To do: Select the lines that contain "title" and copy each of them.

»»

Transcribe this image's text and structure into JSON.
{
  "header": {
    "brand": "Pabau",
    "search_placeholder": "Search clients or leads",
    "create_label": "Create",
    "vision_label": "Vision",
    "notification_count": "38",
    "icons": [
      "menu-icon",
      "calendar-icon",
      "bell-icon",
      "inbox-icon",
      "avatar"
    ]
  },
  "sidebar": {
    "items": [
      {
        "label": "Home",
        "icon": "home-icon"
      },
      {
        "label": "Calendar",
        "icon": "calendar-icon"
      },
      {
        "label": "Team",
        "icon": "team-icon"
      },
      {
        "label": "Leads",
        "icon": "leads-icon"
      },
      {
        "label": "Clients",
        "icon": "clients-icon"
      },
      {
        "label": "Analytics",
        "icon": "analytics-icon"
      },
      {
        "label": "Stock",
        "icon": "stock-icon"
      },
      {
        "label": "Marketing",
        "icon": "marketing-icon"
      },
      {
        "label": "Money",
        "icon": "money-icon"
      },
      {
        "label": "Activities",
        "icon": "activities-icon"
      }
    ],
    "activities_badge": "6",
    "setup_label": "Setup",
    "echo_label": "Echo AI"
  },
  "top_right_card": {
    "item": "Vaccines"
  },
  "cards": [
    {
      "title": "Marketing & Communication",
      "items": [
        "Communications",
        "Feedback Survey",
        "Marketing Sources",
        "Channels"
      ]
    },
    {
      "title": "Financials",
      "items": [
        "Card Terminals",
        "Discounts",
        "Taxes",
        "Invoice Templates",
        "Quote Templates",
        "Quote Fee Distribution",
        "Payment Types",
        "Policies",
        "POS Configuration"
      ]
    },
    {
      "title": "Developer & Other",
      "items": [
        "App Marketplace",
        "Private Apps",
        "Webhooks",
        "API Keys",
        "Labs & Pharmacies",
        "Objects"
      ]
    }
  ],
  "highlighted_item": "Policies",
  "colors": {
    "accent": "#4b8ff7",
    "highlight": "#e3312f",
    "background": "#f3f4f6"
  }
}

««

Task solution:
      "title": "Marketing & Communication",
      "title": "Financials",
      "title": "Developer & Other",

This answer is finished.